THE EXERCISE –
Keep only the lines of the listing that include the word "object", and copy them.

* * * * * * *

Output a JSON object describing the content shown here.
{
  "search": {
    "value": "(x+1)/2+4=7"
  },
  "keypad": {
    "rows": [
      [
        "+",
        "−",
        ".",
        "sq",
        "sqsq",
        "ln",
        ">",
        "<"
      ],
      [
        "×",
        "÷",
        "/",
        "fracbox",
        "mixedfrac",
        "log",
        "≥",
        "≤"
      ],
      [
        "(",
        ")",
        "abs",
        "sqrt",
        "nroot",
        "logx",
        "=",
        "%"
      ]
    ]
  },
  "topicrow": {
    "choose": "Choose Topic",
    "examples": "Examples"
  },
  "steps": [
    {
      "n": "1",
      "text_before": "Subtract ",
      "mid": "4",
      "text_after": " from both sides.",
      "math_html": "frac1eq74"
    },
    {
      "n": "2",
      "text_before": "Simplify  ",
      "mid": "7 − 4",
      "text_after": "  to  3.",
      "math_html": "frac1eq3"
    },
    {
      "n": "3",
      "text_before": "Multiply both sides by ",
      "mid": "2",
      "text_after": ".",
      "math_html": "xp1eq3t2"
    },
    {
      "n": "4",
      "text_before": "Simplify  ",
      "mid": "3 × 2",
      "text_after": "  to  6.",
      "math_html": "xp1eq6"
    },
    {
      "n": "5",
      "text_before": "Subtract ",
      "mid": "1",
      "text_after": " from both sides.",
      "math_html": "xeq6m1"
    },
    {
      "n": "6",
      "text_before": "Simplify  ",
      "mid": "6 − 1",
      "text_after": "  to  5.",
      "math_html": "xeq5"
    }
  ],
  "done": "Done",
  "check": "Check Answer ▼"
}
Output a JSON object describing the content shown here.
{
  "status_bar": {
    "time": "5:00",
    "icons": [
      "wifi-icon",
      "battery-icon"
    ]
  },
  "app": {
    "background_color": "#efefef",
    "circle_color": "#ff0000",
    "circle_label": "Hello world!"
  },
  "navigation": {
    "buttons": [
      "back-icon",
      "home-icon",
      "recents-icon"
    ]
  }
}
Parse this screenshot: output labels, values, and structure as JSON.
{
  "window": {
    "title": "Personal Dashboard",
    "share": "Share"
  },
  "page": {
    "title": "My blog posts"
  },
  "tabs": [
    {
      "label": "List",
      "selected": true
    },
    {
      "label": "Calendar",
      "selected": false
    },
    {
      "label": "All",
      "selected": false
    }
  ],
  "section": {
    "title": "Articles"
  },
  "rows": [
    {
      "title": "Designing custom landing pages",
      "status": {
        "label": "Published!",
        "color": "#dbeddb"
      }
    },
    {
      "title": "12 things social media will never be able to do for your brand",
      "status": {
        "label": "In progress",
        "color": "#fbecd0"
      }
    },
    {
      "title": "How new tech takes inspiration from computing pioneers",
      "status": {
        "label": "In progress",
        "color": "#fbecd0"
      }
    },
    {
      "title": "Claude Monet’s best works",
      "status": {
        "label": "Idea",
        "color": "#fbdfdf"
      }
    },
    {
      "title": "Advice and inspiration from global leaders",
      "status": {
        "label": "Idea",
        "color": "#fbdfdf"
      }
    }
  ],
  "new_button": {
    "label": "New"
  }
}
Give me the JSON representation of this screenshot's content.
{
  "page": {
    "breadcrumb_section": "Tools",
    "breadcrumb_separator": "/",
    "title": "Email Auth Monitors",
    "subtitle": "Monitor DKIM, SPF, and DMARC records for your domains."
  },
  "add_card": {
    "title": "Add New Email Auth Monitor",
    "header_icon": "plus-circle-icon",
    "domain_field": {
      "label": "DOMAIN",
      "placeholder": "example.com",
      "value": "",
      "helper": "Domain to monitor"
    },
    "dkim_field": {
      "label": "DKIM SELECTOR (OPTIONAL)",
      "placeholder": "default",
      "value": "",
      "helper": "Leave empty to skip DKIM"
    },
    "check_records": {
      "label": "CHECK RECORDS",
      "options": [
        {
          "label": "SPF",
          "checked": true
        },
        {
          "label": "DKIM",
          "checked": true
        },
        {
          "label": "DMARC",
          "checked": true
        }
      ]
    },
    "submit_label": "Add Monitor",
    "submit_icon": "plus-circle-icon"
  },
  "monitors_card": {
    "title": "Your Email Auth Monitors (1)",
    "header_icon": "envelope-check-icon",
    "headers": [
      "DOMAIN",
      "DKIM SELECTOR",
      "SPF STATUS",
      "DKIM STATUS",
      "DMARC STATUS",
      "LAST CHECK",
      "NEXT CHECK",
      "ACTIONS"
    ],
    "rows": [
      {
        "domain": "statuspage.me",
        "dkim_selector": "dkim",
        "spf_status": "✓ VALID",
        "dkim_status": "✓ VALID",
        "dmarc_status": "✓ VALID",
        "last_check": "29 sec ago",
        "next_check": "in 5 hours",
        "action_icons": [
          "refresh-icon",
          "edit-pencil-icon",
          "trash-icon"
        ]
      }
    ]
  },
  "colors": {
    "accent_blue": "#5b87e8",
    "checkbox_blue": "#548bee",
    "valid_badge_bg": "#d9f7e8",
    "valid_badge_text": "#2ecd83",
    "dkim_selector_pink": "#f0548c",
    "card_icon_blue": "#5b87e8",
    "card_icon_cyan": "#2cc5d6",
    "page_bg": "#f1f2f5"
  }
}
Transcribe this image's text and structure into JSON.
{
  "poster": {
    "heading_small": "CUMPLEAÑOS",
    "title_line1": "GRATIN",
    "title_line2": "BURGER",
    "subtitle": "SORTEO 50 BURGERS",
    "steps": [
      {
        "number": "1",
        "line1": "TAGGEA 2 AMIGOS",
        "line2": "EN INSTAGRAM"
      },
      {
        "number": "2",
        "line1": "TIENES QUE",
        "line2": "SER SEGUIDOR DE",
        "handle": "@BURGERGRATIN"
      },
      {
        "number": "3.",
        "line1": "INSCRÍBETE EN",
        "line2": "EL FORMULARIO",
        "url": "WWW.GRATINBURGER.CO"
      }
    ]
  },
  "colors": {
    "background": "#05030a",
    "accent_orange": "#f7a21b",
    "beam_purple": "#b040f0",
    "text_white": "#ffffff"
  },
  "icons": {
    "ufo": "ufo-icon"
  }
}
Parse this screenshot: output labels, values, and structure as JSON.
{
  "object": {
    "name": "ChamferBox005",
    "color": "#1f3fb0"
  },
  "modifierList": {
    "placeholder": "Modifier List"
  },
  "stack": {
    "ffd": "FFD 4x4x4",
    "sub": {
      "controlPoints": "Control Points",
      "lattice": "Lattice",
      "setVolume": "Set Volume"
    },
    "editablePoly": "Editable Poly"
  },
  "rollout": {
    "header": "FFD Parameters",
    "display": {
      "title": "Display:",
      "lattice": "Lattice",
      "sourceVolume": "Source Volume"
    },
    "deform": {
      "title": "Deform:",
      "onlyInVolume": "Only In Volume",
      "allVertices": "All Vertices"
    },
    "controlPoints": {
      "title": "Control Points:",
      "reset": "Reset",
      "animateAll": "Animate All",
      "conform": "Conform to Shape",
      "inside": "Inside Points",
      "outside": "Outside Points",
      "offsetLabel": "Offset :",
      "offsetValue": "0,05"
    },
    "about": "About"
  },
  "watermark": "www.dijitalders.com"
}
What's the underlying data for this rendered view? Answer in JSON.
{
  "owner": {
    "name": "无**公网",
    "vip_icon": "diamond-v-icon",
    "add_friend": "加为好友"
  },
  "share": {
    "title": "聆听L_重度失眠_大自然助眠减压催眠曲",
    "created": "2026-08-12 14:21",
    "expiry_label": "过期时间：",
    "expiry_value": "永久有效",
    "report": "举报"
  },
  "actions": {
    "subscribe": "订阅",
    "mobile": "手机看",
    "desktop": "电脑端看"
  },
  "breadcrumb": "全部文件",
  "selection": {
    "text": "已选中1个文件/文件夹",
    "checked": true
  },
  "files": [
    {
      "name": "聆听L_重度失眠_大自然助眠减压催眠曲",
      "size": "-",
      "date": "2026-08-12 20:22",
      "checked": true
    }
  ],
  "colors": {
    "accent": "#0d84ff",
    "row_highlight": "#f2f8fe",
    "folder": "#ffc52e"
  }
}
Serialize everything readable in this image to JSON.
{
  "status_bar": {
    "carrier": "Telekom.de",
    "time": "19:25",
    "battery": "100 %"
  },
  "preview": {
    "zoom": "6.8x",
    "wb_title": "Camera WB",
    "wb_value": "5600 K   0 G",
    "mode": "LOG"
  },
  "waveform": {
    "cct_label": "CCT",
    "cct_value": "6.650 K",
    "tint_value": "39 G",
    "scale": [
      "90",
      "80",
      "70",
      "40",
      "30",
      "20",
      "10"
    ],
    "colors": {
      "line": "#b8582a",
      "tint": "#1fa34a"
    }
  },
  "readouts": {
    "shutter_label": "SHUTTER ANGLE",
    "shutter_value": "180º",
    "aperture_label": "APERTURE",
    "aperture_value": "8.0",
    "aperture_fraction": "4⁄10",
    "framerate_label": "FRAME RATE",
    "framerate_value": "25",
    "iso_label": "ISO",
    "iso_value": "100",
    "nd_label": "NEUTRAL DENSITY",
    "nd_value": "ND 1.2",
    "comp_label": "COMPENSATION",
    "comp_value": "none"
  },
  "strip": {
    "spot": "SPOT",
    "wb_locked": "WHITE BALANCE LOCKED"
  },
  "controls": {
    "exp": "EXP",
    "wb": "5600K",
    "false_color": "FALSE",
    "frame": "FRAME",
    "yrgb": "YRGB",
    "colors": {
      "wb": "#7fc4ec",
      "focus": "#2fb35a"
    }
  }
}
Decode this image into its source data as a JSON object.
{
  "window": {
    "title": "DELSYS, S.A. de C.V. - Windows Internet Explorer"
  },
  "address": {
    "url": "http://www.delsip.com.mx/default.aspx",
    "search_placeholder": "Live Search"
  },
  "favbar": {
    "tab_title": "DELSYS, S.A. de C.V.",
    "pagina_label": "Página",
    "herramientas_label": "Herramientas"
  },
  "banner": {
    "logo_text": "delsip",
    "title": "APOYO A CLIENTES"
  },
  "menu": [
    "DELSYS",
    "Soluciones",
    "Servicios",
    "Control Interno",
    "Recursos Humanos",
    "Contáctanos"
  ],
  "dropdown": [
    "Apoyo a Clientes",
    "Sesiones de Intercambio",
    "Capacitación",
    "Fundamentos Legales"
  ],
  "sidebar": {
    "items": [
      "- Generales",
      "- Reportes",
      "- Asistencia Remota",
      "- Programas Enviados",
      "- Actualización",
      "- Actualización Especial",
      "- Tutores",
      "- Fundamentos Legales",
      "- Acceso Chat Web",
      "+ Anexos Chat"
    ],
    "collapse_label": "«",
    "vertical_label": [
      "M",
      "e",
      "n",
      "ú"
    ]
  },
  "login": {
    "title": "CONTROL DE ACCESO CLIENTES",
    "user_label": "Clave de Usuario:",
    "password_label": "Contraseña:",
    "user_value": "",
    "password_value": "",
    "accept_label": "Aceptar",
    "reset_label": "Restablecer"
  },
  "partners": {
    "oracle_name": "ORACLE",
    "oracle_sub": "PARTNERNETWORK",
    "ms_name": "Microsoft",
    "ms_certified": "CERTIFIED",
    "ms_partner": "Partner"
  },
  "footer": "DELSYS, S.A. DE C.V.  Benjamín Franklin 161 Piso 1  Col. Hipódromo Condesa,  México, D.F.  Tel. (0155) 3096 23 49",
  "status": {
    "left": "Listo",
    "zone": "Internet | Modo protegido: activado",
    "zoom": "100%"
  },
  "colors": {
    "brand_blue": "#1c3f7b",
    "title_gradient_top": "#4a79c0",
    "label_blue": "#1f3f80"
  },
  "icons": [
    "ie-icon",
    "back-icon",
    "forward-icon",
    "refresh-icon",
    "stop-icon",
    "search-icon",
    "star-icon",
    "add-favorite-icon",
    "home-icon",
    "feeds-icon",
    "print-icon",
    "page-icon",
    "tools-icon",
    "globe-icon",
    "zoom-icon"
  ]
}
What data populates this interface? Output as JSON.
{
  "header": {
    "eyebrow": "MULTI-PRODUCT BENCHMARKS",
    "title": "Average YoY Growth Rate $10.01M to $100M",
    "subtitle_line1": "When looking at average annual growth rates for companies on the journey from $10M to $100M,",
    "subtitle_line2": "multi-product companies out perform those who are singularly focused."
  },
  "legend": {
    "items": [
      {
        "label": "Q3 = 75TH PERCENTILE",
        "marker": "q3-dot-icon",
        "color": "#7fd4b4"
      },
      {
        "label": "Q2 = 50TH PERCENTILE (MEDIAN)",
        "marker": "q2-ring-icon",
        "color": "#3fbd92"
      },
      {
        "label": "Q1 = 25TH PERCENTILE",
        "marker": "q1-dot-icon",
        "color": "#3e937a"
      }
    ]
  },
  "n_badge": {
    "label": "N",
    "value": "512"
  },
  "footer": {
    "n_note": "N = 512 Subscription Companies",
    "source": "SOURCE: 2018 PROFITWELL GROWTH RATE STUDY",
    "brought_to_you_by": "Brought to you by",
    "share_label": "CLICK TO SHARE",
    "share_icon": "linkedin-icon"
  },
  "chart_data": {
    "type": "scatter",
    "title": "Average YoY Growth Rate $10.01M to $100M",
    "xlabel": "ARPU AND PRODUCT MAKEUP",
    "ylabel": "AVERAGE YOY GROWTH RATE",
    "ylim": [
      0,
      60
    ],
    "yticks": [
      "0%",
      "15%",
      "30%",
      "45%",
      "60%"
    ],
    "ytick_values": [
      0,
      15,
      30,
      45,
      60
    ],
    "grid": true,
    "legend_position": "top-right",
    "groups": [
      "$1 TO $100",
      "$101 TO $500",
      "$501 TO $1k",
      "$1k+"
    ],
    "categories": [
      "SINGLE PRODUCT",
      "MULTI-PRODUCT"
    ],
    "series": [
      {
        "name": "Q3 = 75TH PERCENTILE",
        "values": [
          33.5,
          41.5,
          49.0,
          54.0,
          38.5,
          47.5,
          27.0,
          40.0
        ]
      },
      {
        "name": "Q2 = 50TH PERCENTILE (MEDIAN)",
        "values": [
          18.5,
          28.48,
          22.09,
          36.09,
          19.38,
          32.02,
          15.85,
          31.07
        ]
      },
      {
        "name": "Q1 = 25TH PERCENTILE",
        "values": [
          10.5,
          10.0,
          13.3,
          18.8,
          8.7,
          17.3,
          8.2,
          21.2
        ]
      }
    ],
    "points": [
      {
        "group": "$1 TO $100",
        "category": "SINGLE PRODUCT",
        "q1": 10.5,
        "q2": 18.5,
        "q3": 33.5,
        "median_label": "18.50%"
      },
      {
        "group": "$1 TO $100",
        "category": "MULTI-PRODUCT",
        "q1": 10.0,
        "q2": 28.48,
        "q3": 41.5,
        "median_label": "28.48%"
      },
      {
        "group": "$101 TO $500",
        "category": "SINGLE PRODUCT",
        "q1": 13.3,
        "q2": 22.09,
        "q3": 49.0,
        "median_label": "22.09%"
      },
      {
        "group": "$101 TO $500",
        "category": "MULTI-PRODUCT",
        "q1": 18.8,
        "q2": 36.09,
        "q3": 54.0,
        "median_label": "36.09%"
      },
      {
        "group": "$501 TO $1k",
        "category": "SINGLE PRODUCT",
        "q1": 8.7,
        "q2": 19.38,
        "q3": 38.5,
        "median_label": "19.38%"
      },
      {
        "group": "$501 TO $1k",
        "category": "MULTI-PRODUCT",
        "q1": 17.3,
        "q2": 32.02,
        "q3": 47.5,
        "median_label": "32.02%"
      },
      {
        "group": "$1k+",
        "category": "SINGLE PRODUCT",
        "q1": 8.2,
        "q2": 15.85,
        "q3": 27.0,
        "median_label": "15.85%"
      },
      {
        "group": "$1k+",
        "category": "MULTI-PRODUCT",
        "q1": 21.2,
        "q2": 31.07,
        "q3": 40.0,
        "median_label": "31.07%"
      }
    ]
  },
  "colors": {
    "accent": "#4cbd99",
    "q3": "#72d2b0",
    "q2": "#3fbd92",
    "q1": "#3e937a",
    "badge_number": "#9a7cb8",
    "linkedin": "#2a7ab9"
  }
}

* * * * * * *

ANSWER FOR THIS EXERCISE –
Output a JSON object describing the content shown here.
Output a JSON object describing the content shown here.
  "object": {
Decode this image into its source data as a JSON object.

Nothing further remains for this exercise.